All of the material below is to be repeated exactly.
---------- INPUT FOR THIS TASK
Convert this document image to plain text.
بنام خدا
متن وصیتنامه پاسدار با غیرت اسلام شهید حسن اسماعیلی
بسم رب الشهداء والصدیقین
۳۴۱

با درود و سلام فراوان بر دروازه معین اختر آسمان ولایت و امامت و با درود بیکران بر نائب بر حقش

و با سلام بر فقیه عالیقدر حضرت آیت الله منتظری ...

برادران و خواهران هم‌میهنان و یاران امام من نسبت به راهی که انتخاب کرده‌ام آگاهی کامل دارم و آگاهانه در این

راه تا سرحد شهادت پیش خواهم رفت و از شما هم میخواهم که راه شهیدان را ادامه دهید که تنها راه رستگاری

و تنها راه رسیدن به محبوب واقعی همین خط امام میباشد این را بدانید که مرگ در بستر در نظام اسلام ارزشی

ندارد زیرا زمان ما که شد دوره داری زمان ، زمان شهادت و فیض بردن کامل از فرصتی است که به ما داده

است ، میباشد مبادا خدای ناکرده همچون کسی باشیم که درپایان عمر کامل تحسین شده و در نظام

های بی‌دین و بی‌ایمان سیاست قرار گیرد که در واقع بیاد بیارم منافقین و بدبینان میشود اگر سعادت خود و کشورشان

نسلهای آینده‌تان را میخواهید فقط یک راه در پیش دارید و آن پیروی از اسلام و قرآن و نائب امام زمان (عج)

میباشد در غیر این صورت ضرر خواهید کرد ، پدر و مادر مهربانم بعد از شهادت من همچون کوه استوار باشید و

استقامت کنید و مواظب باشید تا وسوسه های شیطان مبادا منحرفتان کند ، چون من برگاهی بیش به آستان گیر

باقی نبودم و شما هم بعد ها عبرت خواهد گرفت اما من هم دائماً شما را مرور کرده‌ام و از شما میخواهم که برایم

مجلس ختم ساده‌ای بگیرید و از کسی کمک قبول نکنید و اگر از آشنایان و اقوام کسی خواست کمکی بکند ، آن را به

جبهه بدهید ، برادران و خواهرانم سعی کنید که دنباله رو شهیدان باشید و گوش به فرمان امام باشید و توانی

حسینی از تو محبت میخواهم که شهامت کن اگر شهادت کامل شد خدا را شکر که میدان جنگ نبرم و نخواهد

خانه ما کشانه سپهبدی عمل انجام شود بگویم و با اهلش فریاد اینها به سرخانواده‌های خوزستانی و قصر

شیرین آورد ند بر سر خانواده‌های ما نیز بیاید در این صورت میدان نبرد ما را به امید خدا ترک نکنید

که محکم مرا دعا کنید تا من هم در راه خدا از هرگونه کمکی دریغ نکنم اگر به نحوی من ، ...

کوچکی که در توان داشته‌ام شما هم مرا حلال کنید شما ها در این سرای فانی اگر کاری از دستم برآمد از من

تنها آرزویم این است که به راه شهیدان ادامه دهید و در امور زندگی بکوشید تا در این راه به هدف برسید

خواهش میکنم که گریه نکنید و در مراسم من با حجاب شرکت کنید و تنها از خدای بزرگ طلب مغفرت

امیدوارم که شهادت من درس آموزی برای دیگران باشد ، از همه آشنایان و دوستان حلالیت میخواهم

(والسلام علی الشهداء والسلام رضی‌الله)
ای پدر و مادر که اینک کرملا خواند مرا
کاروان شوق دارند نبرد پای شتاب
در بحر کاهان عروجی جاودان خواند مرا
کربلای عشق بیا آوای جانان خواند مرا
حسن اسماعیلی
--------------------
▸ RESULT OF THE EXERCISE:
Convert this document image to plain text.
بنام خدا
متن وصیتنامه پاسدار با غیرت اسلام شهید حسن اسماعیلی
بسم رب الشهداء والصدیقین
۳۴۱

با درود و سلام فراوان بر دروازه معین اختر آسمان ولایت و امامت و با درود بیکران بر نائب بر حقش

و با سلام بر فقیه عالیقدر حضرت آیت الله منتظری ...

برادران و خواهران هم‌میهنان و یاران امام من نسبت به راهی که انتخاب کرده‌ام آگاهی کامل دارم و آگاهانه در این

راه تا سرحد شهادت پیش خواهم رفت و از شما هم میخواهم که راه شهیدان را ادامه دهید که تنها راه رستگاری

و تنها راه رسیدن به محبوب واقعی همین خط امام میباشد این را بدانید که مرگ در بستر در نظام اسلام ارزشی

ندارد زیرا زمان ما که شد دوره داری زمان ، زمان شهادت و فیض بردن کامل از فرصتی است که به ما داده

است ، میباشد مبادا خدای ناکرده همچون کسی باشیم که درپایان عمر کامل تحسین شده و در نظام

های بی‌دین و بی‌ایمان سیاست قرار گیرد که در واقع بیاد بیارم منافقین و بدبینان میشود اگر سعادت خود و کشورشان

نسلهای آینده‌تان را میخواهید فقط یک راه در پیش دارید و آن پیروی از اسلام و قرآن و نائب امام زمان (عج)

میباشد در غیر این صورت ضرر خواهید کرد ، پدر و مادر مهربانم بعد از شهادت من همچون کوه استوار باشید و

استقامت کنید و مواظب باشید تا وسوسه های شیطان مبادا منحرفتان کند ، چون من برگاهی بیش به آستان گیر

باقی نبودم و شما هم بعد ها عبرت خواهد گرفت اما من هم دائماً شما را مرور کرده‌ام و از شما میخواهم که برایم

مجلس ختم ساده‌ای بگیرید و از کسی کمک قبول نکنید و اگر از آشنایان و اقوام کسی خواست کمکی بکند ، آن را به

جبهه بدهید ، برادران و خواهرانم سعی کنید که دنباله رو شهیدان باشید و گوش به فرمان امام باشید و توانی

حسینی از تو محبت میخواهم که شهامت کن اگر شهادت کامل شد خدا را شکر که میدان جنگ نبرم و نخواهد

خانه ما کشانه سپهبدی عمل انجام شود بگویم و با اهلش فریاد اینها به سرخانواده‌های خوزستانی و قصر

شیرین آورد ند بر سر خانواده‌های ما نیز بیاید در این صورت میدان نبرد ما را به امید خدا ترک نکنید

که محکم مرا دعا کنید تا من هم در راه خدا از هرگونه کمکی دریغ نکنم اگر به نحوی من ، ...

کوچکی که در توان داشته‌ام شما هم مرا حلال کنید شما ها در این سرای فانی اگر کاری از دستم برآمد از من

تنها آرزویم این است که به راه شهیدان ادامه دهید و در امور زندگی بکوشید تا در این راه به هدف برسید

خواهش میکنم که گریه نکنید و در مراسم من با حجاب شرکت کنید و تنها از خدای بزرگ طلب مغفرت

امیدوارم که شهادت من درس آموزی برای دیگران باشد ، از همه آشنایان و دوستان حلالیت میخواهم

(والسلام علی الشهداء والسلام رضی‌الله)
ای پدر و مادر که اینک کرملا خواند مرا
کاروان شوق دارند نبرد پای شتاب
در بحر کاهان عروجی جاودان خواند مرا
کربلای عشق بیا آوای جانان خواند مرا
حسن اسماعیلی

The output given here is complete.